Items
○ ○ ○ ○ ○
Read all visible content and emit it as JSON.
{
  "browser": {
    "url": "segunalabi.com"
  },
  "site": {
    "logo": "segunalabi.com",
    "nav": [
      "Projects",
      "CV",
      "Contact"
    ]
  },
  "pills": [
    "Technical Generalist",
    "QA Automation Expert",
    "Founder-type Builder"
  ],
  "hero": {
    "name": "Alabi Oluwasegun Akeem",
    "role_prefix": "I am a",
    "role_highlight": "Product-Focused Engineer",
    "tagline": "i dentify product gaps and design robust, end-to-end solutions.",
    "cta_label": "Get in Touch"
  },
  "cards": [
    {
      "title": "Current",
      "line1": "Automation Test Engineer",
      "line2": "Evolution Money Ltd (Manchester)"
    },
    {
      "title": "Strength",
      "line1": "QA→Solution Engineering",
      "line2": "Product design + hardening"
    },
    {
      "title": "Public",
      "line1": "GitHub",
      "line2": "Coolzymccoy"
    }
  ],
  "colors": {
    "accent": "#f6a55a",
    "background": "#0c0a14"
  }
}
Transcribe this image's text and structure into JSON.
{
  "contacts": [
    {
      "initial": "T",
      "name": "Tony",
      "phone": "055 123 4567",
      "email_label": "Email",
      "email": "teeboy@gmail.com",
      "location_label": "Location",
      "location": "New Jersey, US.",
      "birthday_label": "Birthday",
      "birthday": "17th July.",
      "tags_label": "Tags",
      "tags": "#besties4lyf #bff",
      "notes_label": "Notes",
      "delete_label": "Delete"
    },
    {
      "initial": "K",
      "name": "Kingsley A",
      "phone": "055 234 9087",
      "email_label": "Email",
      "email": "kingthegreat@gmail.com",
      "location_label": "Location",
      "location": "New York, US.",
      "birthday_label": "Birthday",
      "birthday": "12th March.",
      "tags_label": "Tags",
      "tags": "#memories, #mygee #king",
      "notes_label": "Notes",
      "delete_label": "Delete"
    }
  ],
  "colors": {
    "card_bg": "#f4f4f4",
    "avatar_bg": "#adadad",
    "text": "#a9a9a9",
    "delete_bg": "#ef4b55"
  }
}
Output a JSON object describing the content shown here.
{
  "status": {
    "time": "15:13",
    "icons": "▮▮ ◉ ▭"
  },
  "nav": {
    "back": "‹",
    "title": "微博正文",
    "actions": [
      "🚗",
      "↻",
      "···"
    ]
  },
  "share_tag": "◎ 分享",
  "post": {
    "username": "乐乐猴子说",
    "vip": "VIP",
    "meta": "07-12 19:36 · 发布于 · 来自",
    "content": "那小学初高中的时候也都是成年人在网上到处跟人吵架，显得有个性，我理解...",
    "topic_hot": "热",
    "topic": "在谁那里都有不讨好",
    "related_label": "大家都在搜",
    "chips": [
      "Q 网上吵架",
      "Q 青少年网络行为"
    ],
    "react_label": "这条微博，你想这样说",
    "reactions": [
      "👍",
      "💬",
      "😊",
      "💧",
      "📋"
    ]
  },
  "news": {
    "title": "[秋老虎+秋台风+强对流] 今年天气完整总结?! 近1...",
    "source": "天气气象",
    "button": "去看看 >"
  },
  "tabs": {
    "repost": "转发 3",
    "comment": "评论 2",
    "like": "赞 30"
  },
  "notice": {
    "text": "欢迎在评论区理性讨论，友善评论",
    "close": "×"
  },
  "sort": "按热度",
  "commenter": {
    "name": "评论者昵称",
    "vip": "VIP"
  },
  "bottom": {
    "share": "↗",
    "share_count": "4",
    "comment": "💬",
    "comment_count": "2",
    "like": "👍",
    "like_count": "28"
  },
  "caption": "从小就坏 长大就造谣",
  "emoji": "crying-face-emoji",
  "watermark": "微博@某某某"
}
○ ○ ○ ○ ○
Problem requirements
Transcribe each record exactly. Leave nothing out.

Full solution
Read all visible content and emit it as JSON.
{
  "browser": {
    "url": "segunalabi.com"
  },
  "site": {
    "logo": "segunalabi.com",
    "nav": [
      "Projects",
      "CV",
      "Contact"
    ]
  },
  "pills": [
    "Technical Generalist",
    "QA Automation Expert",
    "Founder-type Builder"
  ],
  "hero": {
    "name": "Alabi Oluwasegun Akeem",
    "role_prefix": "I am a",
    "role_highlight": "Product-Focused Engineer",
    "tagline": "i dentify product gaps and design robust, end-to-end solutions.",
    "cta_label": "Get in Touch"
  },
  "cards": [
    {
      "title": "Current",
      "line1": "Automation Test Engineer",
      "line2": "Evolution Money Ltd (Manchester)"
    },
    {
      "title": "Strength",
      "line1": "QA→Solution Engineering",
      "line2": "Product design + hardening"
    },
    {
      "title": "Public",
      "line1": "GitHub",
      "line2": "Coolzymccoy"
    }
  ],
  "colors": {
    "accent": "#f6a55a",
    "background": "#0c0a14"
  }
}
Transcribe this image's text and structure into JSON.
{
  "contacts": [
    {
      "initial": "T",
      "name": "Tony",
      "phone": "055 123 4567",
      "email_label": "Email",
      "email": "teeboy@gmail.com",
      "location_label": "Location",
      "location": "New Jersey, US.",
      "birthday_label": "Birthday",
      "birthday": "17th July.",
      "tags_label": "Tags",
      "tags": "#besties4lyf #bff",
      "notes_label": "Notes",
      "delete_label": "Delete"
    },
    {
      "initial": "K",
      "name": "Kingsley A",
      "phone": "055 234 9087",
      "email_label": "Email",
      "email": "kingthegreat@gmail.com",
      "location_label": "Location",
      "location": "New York, US.",
      "birthday_label": "Birthday",
      "birthday": "12th March.",
      "tags_label": "Tags",
      "tags": "#memories, #mygee #king",
      "notes_label": "Notes",
      "delete_label": "Delete"
    }
  ],
  "colors": {
    "card_bg": "#f4f4f4",
    "avatar_bg": "#adadad",
    "text": "#a9a9a9",
    "delete_bg": "#ef4b55"
  }
}
Output a JSON object describing the content shown here.
{
  "status": {
    "time": "15:13",
    "icons": "▮▮ ◉ ▭"
  },
  "nav": {
    "back": "‹",
    "title": "微博正文",
    "actions": [
      "🚗",
      "↻",
      "···"
    ]
  },
  "share_tag": "◎ 分享",
  "post": {
    "username": "乐乐猴子说",
    "vip": "VIP",
    "meta": "07-12 19:36 · 发布于 · 来自",
    "content": "那小学初高中的时候也都是成年人在网上到处跟人吵架，显得有个性，我理解...",
    "topic_hot": "热",
    "topic": "在谁那里都有不讨好",
    "related_label": "大家都在搜",
    "chips": [
      "Q 网上吵架",
      "Q 青少年网络行为"
    ],
    "react_label": "这条微博，你想这样说",
    "reactions": [
      "👍",
      "💬",
      "😊",
      "💧",
      "📋"
    ]
  },
  "news": {
    "title": "[秋老虎+秋台风+强对流] 今年天气完整总结?! 近1...",
    "source": "天气气象",
    "button": "去看看 >"
  },
  "tabs": {
    "repost": "转发 3",
    "comment": "评论 2",
    "like": "赞 30"
  },
  "notice": {
    "text": "欢迎在评论区理性讨论，友善评论",
    "close": "×"
  },
  "sort": "按热度",
  "commenter": {
    "name": "评论者昵称",
    "vip": "VIP"
  },
  "bottom": {
    "share": "↗",
    "share_count": "4",
    "comment": "💬",
    "comment_count": "2",
    "like": "👍",
    "like_count": "28"
  },
  "caption": "从小就坏 长大就造谣",
  "emoji": "crying-face-emoji",
  "watermark": "微博@某某某"
}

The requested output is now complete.